Task requirements ▸ Copy every line, leaving nothing out and adding nothing.
-- start of Entries --
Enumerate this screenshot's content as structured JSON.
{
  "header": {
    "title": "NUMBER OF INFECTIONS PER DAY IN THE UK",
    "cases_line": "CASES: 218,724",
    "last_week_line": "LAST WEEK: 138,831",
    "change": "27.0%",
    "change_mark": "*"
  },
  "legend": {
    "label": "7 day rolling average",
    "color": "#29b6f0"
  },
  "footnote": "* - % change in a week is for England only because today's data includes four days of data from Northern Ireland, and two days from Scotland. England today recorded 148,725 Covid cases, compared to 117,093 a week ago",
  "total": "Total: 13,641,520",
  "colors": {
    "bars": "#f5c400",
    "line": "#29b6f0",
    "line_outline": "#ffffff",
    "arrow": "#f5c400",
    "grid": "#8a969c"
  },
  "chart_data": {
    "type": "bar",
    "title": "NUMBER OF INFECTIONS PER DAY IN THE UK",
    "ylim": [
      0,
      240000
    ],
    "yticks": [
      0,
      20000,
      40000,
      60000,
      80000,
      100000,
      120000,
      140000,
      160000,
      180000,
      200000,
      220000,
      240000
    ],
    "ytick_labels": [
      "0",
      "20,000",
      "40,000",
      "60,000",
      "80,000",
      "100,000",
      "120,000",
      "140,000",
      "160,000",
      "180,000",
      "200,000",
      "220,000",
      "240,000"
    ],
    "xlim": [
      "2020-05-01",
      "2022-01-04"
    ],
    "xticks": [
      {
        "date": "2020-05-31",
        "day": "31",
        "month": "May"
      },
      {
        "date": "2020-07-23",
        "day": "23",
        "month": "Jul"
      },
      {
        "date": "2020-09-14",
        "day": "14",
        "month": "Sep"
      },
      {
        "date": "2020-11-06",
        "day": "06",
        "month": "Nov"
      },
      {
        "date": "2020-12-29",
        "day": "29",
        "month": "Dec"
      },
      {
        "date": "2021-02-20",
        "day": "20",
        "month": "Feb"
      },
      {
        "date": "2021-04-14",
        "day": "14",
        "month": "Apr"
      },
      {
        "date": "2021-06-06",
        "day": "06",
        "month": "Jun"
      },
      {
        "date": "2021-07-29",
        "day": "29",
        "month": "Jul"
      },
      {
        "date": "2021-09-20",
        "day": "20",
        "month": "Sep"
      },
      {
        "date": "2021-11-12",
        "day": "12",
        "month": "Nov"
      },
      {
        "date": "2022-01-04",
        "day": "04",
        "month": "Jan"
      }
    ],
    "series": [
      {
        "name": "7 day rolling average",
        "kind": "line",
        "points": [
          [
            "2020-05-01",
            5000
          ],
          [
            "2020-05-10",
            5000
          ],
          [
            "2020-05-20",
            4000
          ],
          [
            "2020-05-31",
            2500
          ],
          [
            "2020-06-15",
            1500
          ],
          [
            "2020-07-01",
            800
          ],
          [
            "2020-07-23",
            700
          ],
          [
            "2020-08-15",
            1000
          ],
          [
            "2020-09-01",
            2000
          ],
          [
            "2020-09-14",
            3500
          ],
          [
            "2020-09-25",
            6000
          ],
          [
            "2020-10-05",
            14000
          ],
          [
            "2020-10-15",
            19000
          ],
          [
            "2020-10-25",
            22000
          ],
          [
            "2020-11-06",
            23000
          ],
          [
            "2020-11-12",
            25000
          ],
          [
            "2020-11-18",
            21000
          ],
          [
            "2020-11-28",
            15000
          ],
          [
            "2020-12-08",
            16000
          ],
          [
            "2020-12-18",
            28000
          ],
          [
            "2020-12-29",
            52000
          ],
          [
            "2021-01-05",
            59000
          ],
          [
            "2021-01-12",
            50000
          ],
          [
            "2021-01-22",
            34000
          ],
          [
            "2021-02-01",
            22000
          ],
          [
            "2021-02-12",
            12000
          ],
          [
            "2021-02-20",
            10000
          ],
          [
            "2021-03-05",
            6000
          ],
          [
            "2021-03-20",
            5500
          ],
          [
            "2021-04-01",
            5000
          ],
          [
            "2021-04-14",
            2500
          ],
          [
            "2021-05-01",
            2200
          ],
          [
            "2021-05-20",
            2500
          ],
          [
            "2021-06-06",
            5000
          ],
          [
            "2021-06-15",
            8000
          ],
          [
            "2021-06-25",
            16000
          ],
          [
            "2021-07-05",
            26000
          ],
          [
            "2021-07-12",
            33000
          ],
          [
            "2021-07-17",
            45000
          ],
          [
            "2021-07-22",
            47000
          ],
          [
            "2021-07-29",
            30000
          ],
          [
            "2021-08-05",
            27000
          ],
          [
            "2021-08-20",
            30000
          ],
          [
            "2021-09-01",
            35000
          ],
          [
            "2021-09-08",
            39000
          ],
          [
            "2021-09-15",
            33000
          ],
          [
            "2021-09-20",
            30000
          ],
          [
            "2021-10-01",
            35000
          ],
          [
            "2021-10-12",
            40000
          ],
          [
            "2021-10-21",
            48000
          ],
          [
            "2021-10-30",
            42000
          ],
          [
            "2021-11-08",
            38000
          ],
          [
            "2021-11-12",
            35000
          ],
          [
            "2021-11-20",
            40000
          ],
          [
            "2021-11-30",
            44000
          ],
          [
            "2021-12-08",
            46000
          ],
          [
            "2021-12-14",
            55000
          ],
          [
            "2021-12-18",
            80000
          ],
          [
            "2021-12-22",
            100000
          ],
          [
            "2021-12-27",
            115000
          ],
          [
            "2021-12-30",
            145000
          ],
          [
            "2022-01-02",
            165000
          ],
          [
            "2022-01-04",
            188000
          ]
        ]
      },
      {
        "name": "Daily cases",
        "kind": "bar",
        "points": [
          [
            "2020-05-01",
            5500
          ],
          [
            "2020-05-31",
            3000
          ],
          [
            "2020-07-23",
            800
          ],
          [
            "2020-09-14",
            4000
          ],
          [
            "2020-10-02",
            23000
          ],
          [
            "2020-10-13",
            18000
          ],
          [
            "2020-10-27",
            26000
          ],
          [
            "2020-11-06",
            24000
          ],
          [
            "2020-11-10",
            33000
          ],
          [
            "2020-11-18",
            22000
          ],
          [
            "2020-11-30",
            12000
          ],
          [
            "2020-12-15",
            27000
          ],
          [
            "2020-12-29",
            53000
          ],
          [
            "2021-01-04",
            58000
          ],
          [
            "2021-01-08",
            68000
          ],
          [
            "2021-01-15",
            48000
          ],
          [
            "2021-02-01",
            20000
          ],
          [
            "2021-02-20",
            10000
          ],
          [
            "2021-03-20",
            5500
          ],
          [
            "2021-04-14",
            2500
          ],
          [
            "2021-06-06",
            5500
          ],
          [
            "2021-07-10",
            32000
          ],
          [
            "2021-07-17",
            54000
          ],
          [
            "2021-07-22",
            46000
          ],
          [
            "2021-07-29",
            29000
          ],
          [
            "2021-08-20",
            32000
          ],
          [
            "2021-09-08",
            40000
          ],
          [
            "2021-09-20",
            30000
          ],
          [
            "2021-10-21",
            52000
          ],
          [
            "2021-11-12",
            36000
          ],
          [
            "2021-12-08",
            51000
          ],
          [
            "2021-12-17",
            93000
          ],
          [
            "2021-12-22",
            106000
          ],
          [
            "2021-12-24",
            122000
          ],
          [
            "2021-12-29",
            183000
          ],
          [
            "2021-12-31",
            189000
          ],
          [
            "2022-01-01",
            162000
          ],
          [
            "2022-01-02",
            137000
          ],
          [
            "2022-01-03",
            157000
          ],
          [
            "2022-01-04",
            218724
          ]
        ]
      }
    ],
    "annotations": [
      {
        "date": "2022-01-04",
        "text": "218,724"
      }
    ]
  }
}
-- end of Entries --
Answer below ▸
Enumerate this screenshot's content as structured JSON.
{
  "header": {
    "title": "NUMBER OF INFECTIONS PER DAY IN THE UK",
    "cases_line": "CASES: 218,724",
    "last_week_line": "LAST WEEK: 138,831",
    "change": "27.0%",
    "change_mark": "*"
  },
  "legend": {
    "label": "7 day rolling average",
    "color": "#29b6f0"
  },
  "footnote": "* - % change in a week is for England only because today's data includes four days of data from Northern Ireland, and two days from Scotland. England today recorded 148,725 Covid cases, compared to 117,093 a week ago",
  "total": "Total: 13,641,520",
  "colors": {
    "bars": "#f5c400",
    "line": "#29b6f0",
    "line_outline": "#ffffff",
    "arrow": "#f5c400",
    "grid": "#8a969c"
  },
  "chart_data": {
    "type": "bar",
    "title": "NUMBER OF INFECTIONS PER DAY IN THE UK",
    "ylim": [
      0,
      240000
    ],
    "yticks": [
      0,
      20000,
      40000,
      60000,
      80000,
      100000,
      120000,
      140000,
      160000,
      180000,
      200000,
      220000,
      240000
    ],
    "ytick_labels": [
      "0",
      "20,000",
      "40,000",
      "60,000",
      "80,000",
      "100,000",
      "120,000",
      "140,000",
      "160,000",
      "180,000",
      "200,000",
      "220,000",
      "240,000"
    ],
    "xlim": [
      "2020-05-01",
      "2022-01-04"
    ],
    "xticks": [
      {
        "date": "2020-05-31",
        "day": "31",
        "month": "May"
      },
      {
        "date": "2020-07-23",
        "day": "23",
        "month": "Jul"
      },
      {
        "date": "2020-09-14",
        "day": "14",
        "month": "Sep"
      },
      {
        "date": "2020-11-06",
        "day": "06",
        "month": "Nov"
      },
      {
        "date": "2020-12-29",
        "day": "29",
        "month": "Dec"
      },
      {
        "date": "2021-02-20",
        "day": "20",
        "month": "Feb"
      },
      {
        "date": "2021-04-14",
        "day": "14",
        "month": "Apr"
      },
      {
        "date": "2021-06-06",
        "day": "06",
        "month": "Jun"
      },
      {
        "date": "2021-07-29",
        "day": "29",
        "month": "Jul"
      },
      {
        "date": "2021-09-20",
        "day": "20",
        "month": "Sep"
      },
      {
        "date": "2021-11-12",
        "day": "12",
        "month": "Nov"
      },
      {
        "date": "2022-01-04",
        "day": "04",
        "month": "Jan"
      }
    ],
    "series": [
      {
        "name": "7 day rolling average",
        "kind": "line",
        "points": [
          [
            "2020-05-01",
            5000
          ],
          [
            "2020-05-10",
            5000
          ],
          [
            "2020-05-20",
            4000
          ],
          [
            "2020-05-31",
            2500
          ],
          [
            "2020-06-15",
            1500
          ],
          [
            "2020-07-01",
            800
          ],
          [
            "2020-07-23",
            700
          ],
          [
            "2020-08-15",
            1000
          ],
          [
            "2020-09-01",
            2000
          ],
          [
            "2020-09-14",
            3500
          ],
          [
            "2020-09-25",
            6000
          ],
          [
            "2020-10-05",
            14000
          ],
          [
            "2020-10-15",
            19000
          ],
          [
            "2020-10-25",
            22000
          ],
          [
            "2020-11-06",
            23000
          ],
          [
            "2020-11-12",
            25000
          ],
          [
            "2020-11-18",
            21000
          ],
          [
            "2020-11-28",
            15000
          ],
          [
            "2020-12-08",
            16000
          ],
          [
            "2020-12-18",
            28000
          ],
          [
            "2020-12-29",
            52000
          ],
          [
            "2021-01-05",
            59000
          ],
          [
            "2021-01-12",
            50000
          ],
          [
            "2021-01-22",
            34000
          ],
          [
            "2021-02-01",
            22000
          ],
          [
            "2021-02-12",
            12000
          ],
          [
            "2021-02-20",
            10000
          ],
          [
            "2021-03-05",
            6000
          ],
          [
            "2021-03-20",
            5500
          ],
          [
            "2021-04-01",
            5000
          ],
          [
            "2021-04-14",
            2500
          ],
          [
            "2021-05-01",
            2200
          ],
          [
            "2021-05-20",
            2500
          ],
          [
            "2021-06-06",
            5000
          ],
          [
            "2021-06-15",
            8000
          ],
          [
            "2021-06-25",
            16000
          ],
          [
            "2021-07-05",
            26000
          ],
          [
            "2021-07-12",
            33000
          ],
          [
            "2021-07-17",
            45000
          ],
          [
            "2021-07-22",
            47000
          ],
          [
            "2021-07-29",
            30000
          ],
          [
            "2021-08-05",
            27000
          ],
          [
            "2021-08-20",
            30000
          ],
          [
            "2021-09-01",
            35000
          ],
          [
            "2021-09-08",
            39000
          ],
          [
            "2021-09-15",
            33000
          ],
          [
            "2021-09-20",
            30000
          ],
          [
            "2021-10-01",
            35000
          ],
          [
            "2021-10-12",
            40000
          ],
          [
            "2021-10-21",
            48000
          ],
          [
            "2021-10-30",
            42000
          ],
          [
            "2021-11-08",
            38000
          ],
          [
            "2021-11-12",
            35000
          ],
          [
            "2021-11-20",
            40000
          ],
          [
            "2021-11-30",
            44000
          ],
          [
            "2021-12-08",
            46000
          ],
          [
            "2021-12-14",
            55000
          ],
          [
            "2021-12-18",
            80000
          ],
          [
            "2021-12-22",
            100000
          ],
          [
            "2021-12-27",
            115000
          ],
          [
            "2021-12-30",
            145000
          ],
          [
            "2022-01-02",
            165000
          ],
          [
            "2022-01-04",
            188000
          ]
        ]
      },
      {
        "name": "Daily cases",
        "kind": "bar",
        "points": [
          [
            "2020-05-01",
            5500
          ],
          [
            "2020-05-31",
            3000
          ],
          [
            "2020-07-23",
            800
          ],
          [
            "2020-09-14",
            4000
          ],
          [
            "2020-10-02",
            23000
          ],
          [
            "2020-10-13",
            18000
          ],
          [
            "2020-10-27",
            26000
          ],
          [
            "2020-11-06",
            24000
          ],
          [
            "2020-11-10",
            33000
          ],
          [
            "2020-11-18",
            22000
          ],
          [
            "2020-11-30",
            12000
          ],
          [
            "2020-12-15",
            27000
          ],
          [
            "2020-12-29",
            53000
          ],
          [
            "2021-01-04",
            58000
          ],
          [
            "2021-01-08",
            68000
          ],
          [
            "2021-01-15",
            48000
          ],
          [
            "2021-02-01",
            20000
          ],
          [
            "2021-02-20",
            10000
          ],
          [
            "2021-03-20",
            5500
          ],
          [
            "2021-04-14",
            2500
          ],
          [
            "2021-06-06",
            5500
          ],
          [
            "2021-07-10",
            32000
          ],
          [
            "2021-07-17",
            54000
          ],
          [
            "2021-07-22",
            46000
          ],
          [
            "2021-07-29",
            29000
          ],
          [
            "2021-08-20",
            32000
          ],
          [
            "2021-09-08",
            40000
          ],
          [
            "2021-09-20",
            30000
          ],
          [
            "2021-10-21",
            52000
          ],
          [
            "2021-11-12",
            36000
          ],
          [
            "2021-12-08",
            51000
          ],
          [
            "2021-12-17",
            93000
          ],
          [
            "2021-12-22",
            106000
          ],
          [
            "2021-12-24",
            122000
          ],
          [
            "2021-12-29",
            183000
          ],
          [
            "2021-12-31",
            189000
          ],
          [
            "2022-01-01",
            162000
          ],
          [
            "2022-01-02",
            137000
          ],
          [
            "2022-01-03",
            157000
          ],
          [
            "2022-01-04",
            218724
          ]
        ]
      }
    ],
    "annotations": [
      {
        "date": "2022-01-04",
        "text": "218,724"
      }
    ]
  }
}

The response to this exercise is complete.